***** PROVIDED ENTRIES

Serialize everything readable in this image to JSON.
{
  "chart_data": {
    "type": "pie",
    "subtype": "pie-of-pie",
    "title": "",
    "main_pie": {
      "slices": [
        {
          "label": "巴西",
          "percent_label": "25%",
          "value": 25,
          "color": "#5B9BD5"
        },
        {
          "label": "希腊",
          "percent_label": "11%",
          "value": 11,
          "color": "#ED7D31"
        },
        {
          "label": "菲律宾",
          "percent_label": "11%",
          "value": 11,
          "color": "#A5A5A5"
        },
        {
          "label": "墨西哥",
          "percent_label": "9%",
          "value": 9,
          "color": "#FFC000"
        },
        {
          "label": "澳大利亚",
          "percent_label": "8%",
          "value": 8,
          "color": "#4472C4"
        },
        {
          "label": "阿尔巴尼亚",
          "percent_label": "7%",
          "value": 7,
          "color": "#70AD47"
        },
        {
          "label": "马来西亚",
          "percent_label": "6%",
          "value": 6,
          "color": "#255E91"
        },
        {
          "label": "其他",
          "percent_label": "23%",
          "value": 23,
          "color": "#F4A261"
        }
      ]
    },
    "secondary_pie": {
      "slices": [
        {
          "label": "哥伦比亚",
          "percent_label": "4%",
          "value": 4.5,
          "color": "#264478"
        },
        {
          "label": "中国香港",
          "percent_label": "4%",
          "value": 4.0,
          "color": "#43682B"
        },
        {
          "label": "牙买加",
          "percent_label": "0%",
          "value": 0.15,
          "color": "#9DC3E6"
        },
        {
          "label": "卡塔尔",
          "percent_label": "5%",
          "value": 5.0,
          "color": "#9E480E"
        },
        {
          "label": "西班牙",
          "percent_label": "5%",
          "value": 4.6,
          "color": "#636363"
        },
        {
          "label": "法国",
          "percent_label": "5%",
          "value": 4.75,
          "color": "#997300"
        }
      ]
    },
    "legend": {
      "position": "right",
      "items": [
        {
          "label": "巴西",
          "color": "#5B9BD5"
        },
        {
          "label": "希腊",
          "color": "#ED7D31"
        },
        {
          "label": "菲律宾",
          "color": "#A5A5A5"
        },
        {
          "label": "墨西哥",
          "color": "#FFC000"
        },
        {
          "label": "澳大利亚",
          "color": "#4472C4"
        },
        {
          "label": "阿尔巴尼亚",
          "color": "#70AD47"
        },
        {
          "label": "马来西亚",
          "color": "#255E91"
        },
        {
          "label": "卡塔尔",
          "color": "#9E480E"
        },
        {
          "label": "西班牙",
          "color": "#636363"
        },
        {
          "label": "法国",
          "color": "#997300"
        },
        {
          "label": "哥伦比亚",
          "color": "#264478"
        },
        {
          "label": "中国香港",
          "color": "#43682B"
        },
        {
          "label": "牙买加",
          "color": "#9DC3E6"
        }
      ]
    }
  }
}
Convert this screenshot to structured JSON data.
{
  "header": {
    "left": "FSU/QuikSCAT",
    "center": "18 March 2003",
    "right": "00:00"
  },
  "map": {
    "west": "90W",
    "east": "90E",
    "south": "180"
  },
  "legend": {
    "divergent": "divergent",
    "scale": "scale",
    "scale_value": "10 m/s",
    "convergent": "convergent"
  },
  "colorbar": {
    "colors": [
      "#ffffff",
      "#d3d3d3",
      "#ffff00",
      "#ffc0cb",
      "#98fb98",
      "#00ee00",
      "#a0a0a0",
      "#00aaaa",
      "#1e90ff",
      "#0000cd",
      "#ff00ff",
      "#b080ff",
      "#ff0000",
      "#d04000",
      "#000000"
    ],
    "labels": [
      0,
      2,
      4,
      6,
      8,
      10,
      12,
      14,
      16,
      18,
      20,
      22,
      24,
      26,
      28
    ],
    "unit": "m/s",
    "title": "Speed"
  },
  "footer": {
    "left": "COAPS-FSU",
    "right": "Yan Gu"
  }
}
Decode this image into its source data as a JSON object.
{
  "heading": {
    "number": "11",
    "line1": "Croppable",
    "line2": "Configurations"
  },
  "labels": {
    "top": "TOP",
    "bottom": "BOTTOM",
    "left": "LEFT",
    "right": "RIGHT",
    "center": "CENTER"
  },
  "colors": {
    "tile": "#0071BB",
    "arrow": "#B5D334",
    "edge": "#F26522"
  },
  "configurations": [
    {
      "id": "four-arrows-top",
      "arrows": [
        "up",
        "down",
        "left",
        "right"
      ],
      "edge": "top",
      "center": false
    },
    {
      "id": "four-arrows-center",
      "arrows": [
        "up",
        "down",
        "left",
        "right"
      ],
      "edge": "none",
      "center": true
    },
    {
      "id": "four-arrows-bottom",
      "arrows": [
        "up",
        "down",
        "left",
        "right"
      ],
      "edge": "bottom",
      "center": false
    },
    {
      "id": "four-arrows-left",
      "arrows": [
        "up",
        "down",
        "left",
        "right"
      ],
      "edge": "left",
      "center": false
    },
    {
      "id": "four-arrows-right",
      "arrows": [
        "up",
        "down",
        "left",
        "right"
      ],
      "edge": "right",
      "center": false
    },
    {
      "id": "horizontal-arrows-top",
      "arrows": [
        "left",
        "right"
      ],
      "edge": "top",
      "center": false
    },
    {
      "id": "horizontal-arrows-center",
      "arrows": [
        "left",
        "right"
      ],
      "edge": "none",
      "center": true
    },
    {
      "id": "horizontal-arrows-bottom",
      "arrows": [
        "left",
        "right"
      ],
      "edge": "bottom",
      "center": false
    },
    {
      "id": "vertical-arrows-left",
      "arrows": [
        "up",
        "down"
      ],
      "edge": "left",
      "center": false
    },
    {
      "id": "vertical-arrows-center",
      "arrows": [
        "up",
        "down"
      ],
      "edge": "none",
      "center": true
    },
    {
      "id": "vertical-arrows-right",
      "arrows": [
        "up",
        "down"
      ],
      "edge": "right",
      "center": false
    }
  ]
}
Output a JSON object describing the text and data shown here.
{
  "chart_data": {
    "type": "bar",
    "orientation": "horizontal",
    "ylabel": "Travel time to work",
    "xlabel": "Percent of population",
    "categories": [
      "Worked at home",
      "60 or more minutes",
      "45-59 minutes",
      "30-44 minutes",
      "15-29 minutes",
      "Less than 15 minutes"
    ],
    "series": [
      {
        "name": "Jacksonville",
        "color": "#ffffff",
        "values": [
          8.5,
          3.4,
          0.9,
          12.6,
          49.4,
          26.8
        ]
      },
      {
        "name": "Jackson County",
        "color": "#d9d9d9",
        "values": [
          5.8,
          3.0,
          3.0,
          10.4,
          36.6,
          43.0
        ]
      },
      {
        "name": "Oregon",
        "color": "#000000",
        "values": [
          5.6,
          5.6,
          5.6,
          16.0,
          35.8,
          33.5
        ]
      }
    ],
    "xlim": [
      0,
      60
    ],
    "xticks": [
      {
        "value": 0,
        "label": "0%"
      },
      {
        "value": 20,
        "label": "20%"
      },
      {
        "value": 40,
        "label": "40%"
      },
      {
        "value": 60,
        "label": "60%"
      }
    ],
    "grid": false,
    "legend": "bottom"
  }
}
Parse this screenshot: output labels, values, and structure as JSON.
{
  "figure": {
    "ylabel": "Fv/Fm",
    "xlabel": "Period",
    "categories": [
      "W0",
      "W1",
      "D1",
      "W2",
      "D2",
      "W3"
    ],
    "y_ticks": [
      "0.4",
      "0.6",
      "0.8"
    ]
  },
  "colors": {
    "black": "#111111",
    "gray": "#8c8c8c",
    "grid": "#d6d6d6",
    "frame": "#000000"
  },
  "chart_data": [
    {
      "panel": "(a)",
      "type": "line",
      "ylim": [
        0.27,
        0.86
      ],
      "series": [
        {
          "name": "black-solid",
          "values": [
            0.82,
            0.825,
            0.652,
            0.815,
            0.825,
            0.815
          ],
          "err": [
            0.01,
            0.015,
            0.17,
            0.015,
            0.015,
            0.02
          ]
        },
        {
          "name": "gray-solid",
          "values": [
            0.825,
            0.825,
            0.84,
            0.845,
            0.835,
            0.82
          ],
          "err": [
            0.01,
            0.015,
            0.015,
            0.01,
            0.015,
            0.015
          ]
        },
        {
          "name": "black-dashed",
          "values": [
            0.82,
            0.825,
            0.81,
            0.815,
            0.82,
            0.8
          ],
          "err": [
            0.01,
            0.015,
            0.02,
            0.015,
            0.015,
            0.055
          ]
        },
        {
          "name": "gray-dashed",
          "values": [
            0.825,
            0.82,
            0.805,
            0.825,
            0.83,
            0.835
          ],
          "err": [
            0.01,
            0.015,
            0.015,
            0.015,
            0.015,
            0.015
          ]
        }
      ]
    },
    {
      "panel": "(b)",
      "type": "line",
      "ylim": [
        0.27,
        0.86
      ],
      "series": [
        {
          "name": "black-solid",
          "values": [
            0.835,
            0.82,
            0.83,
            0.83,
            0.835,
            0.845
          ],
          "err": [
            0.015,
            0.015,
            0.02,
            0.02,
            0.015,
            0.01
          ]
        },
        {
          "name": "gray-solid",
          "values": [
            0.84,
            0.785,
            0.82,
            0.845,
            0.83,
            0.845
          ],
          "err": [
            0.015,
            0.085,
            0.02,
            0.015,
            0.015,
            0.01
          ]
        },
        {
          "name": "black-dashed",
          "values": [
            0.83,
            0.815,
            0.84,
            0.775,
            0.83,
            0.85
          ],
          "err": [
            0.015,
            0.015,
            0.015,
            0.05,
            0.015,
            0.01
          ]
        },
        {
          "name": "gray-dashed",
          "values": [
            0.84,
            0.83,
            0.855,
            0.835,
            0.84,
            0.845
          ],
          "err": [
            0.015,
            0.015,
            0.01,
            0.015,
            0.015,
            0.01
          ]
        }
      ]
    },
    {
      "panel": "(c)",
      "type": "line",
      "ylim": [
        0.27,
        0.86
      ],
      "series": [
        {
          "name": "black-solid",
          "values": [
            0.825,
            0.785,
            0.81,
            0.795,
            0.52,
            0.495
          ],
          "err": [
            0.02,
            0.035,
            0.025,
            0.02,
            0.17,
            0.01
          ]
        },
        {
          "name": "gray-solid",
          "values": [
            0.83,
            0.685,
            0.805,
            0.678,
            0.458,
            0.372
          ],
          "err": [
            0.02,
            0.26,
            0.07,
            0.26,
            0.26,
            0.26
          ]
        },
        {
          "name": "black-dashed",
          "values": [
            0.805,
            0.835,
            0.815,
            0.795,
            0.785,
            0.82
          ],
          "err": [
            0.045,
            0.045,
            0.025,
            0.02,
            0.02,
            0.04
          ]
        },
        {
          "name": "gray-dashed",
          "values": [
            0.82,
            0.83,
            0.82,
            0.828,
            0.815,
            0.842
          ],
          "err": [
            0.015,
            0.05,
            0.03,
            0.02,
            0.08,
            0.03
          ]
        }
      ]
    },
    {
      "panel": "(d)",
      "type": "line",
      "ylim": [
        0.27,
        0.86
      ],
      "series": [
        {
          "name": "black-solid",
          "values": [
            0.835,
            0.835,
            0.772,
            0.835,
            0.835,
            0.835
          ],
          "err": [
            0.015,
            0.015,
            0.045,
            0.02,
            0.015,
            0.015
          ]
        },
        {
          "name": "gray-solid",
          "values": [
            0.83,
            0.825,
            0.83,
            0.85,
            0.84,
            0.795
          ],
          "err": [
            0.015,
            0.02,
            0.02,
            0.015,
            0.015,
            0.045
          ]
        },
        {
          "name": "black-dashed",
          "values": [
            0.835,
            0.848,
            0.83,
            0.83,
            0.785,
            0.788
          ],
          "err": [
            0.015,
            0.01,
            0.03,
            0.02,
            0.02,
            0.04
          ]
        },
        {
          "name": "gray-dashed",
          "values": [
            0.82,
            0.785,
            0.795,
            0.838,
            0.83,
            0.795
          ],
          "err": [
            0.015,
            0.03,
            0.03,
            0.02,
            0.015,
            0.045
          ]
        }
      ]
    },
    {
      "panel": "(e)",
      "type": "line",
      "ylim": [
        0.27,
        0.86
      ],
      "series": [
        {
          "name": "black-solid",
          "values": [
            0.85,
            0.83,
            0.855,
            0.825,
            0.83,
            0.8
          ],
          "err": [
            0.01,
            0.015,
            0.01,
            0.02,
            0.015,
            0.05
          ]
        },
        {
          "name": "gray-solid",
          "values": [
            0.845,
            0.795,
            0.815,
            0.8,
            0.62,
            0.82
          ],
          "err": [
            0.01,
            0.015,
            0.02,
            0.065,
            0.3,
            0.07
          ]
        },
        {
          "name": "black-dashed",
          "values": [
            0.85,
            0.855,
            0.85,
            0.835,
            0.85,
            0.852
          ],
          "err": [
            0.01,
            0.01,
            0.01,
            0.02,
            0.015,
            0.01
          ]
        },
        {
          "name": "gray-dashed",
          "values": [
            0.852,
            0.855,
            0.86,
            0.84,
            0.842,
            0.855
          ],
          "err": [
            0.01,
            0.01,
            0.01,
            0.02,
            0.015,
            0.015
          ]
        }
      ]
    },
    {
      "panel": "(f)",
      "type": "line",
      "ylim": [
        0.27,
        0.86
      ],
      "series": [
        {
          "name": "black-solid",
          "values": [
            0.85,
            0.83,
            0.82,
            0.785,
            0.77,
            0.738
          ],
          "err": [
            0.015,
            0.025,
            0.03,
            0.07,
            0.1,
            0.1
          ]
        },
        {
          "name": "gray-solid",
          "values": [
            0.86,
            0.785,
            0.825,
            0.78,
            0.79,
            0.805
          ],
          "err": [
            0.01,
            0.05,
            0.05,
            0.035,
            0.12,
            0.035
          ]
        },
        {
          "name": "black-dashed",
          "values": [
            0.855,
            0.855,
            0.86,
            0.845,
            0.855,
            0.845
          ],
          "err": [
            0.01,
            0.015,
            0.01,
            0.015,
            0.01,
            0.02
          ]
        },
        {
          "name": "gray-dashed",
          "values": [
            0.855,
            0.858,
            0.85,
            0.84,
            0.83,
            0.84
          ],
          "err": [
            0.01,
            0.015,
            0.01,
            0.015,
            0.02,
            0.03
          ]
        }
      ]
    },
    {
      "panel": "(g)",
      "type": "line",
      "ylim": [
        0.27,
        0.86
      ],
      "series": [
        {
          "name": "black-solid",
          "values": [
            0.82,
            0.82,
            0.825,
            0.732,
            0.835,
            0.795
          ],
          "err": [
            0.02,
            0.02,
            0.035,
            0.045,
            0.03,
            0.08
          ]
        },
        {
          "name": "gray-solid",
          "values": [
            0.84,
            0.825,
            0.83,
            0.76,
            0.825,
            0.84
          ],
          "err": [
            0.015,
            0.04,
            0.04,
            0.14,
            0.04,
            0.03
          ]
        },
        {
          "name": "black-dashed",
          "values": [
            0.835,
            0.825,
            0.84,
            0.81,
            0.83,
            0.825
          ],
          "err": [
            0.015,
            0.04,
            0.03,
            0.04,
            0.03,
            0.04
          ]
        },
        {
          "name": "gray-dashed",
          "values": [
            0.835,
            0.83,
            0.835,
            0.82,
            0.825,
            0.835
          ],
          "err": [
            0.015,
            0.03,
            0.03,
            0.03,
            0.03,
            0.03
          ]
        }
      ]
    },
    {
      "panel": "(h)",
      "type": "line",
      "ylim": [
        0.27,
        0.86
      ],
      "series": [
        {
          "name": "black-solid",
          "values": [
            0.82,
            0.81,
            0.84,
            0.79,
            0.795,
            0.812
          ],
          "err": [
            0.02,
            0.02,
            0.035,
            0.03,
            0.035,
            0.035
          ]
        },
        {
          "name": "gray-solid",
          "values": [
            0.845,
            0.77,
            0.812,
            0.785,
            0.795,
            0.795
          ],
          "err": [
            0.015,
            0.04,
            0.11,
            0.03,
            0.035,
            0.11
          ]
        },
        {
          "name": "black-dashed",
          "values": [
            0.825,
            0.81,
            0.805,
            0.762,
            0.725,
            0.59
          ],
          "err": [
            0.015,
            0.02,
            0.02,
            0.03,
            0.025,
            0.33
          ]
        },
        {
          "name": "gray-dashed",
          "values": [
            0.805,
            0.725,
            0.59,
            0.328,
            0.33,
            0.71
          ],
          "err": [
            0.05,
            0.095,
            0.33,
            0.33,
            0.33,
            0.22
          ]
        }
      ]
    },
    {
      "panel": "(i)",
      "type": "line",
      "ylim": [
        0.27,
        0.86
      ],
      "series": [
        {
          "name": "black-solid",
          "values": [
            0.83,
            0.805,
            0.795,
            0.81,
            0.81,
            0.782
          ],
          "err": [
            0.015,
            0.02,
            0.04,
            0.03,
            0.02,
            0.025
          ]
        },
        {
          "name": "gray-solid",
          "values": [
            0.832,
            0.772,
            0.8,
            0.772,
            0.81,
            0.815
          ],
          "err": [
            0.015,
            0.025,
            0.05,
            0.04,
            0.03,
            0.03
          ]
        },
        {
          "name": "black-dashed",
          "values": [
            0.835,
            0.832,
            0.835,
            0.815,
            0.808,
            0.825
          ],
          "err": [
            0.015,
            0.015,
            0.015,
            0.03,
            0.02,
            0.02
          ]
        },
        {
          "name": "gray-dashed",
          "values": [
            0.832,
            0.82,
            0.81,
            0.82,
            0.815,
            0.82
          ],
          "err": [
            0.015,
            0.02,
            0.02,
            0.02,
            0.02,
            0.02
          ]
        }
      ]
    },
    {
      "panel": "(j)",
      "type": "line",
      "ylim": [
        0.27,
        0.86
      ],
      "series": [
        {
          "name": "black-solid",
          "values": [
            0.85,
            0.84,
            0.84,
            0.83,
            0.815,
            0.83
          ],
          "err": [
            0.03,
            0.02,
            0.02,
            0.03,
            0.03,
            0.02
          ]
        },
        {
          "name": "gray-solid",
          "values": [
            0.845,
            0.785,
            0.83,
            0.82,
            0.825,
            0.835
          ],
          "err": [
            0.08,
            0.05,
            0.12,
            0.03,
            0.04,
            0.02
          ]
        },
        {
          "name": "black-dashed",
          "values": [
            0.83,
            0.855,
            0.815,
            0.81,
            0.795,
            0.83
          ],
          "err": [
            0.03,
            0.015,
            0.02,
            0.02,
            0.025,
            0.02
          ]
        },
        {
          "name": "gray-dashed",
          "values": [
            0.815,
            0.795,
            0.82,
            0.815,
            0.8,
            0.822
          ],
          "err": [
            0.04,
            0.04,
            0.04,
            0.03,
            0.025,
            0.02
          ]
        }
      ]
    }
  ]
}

**********

EXERCISE OBJECTIVE
Identify every line above with the string "xlabel" in it. Copy those lines.

EXERCISE RESULT
    "xlabel": "Percent of population",
    "xlabel": "Period",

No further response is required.